## Start
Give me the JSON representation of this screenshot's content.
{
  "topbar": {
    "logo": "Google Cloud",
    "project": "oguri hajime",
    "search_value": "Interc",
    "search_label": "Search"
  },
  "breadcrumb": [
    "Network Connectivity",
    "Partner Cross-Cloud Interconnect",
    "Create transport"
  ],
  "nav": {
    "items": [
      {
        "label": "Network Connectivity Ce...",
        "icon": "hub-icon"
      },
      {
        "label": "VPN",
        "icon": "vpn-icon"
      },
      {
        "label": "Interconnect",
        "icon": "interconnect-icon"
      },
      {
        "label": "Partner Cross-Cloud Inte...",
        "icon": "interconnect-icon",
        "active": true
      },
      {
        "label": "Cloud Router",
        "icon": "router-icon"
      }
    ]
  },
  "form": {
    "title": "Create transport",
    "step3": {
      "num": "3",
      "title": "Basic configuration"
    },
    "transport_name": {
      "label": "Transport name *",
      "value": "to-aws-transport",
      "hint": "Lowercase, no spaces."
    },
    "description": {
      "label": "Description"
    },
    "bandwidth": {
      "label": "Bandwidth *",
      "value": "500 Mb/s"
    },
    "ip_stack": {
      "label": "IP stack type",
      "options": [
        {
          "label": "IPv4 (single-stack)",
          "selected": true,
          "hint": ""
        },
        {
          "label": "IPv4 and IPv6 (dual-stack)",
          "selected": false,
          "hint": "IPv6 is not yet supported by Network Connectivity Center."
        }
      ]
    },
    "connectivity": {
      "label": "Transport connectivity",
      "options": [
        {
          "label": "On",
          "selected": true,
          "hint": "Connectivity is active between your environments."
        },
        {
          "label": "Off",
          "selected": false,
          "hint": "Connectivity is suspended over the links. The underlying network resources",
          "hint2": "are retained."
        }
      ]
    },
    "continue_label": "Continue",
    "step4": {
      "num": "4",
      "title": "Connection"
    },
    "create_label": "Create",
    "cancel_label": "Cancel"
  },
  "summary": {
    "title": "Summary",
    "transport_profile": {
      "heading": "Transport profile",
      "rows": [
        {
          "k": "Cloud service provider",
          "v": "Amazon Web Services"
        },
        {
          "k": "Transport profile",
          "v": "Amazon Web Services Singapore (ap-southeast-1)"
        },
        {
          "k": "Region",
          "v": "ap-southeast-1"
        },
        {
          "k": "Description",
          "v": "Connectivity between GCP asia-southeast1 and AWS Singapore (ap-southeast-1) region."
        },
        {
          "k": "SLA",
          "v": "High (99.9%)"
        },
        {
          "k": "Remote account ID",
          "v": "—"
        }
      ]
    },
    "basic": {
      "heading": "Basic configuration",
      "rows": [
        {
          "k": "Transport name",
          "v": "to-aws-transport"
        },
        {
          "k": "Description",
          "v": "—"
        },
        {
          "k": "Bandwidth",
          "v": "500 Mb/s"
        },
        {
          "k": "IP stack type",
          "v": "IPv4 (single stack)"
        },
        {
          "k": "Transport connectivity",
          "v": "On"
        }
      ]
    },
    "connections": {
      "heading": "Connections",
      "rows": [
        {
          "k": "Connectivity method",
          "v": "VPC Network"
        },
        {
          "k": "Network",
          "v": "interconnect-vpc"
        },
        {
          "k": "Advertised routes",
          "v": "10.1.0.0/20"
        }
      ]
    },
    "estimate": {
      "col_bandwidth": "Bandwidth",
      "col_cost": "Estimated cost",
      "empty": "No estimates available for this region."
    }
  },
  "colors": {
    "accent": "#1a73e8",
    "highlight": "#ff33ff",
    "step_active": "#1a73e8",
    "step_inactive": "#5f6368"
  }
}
## End
What to produce: The data above must be returned in full, exactly as written.

Worked answer:
Give me the JSON representation of this screenshot's content.
{
  "topbar": {
    "logo": "Google Cloud",
    "project": "oguri hajime",
    "search_value": "Interc",
    "search_label": "Search"
  },
  "breadcrumb": [
    "Network Connectivity",
    "Partner Cross-Cloud Interconnect",
    "Create transport"
  ],
  "nav": {
    "items": [
      {
        "label": "Network Connectivity Ce...",
        "icon": "hub-icon"
      },
      {
        "label": "VPN",
        "icon": "vpn-icon"
      },
      {
        "label": "Interconnect",
        "icon": "interconnect-icon"
      },
      {
        "label": "Partner Cross-Cloud Inte...",
        "icon": "interconnect-icon",
        "active": true
      },
      {
        "label": "Cloud Router",
        "icon": "router-icon"
      }
    ]
  },
  "form": {
    "title": "Create transport",
    "step3": {
      "num": "3",
      "title": "Basic configuration"
    },
    "transport_name": {
      "label": "Transport name *",
      "value": "to-aws-transport",
      "hint": "Lowercase, no spaces."
    },
    "description": {
      "label": "Description"
    },
    "bandwidth": {
      "label": "Bandwidth *",
      "value": "500 Mb/s"
    },
    "ip_stack": {
      "label": "IP stack type",
      "options": [
        {
          "label": "IPv4 (single-stack)",
          "selected": true,
          "hint": ""
        },
        {
          "label": "IPv4 and IPv6 (dual-stack)",
          "selected": false,
          "hint": "IPv6 is not yet supported by Network Connectivity Center."
        }
      ]
    },
    "connectivity": {
      "label": "Transport connectivity",
      "options": [
        {
          "label": "On",
          "selected": true,
          "hint": "Connectivity is active between your environments."
        },
        {
          "label": "Off",
          "selected": false,
          "hint": "Connectivity is suspended over the links. The underlying network resources",
          "hint2": "are retained."
        }
      ]
    },
    "continue_label": "Continue",
    "step4": {
      "num": "4",
      "title": "Connection"
    },
    "create_label": "Create",
    "cancel_label": "Cancel"
  },
  "summary": {
    "title": "Summary",
    "transport_profile": {
      "heading": "Transport profile",
      "rows": [
        {
          "k": "Cloud service provider",
          "v": "Amazon Web Services"
        },
        {
          "k": "Transport profile",
          "v": "Amazon Web Services Singapore (ap-southeast-1)"
        },
        {
          "k": "Region",
          "v": "ap-southeast-1"
        },
        {
          "k": "Description",
          "v": "Connectivity between GCP asia-southeast1 and AWS Singapore (ap-southeast-1) region."
        },
        {
          "k": "SLA",
          "v": "High (99.9%)"
        },
        {
          "k": "Remote account ID",
          "v": "—"
        }
      ]
    },
    "basic": {
      "heading": "Basic configuration",
      "rows": [
        {
          "k": "Transport name",
          "v": "to-aws-transport"
        },
        {
          "k": "Description",
          "v": "—"
        },
        {
          "k": "Bandwidth",
          "v": "500 Mb/s"
        },
        {
          "k": "IP stack type",
          "v": "IPv4 (single stack)"
        },
        {
          "k": "Transport connectivity",
          "v": "On"
        }
      ]
    },
    "connections": {
      "heading": "Connections",
      "rows": [
        {
          "k": "Connectivity method",
          "v": "VPC Network"
        },
        {
          "k": "Network",
          "v": "interconnect-vpc"
        },
        {
          "k": "Advertised routes",
          "v": "10.1.0.0/20"
        }
      ]
    },
    "estimate": {
      "col_bandwidth": "Bandwidth",
      "col_cost": "Estimated cost",
      "empty": "No estimates available for this region."
    }
  },
  "colors": {
    "accent": "#1a73e8",
    "highlight": "#ff33ff",
    "step_active": "#1a73e8",
    "step_inactive": "#5f6368"
  }
}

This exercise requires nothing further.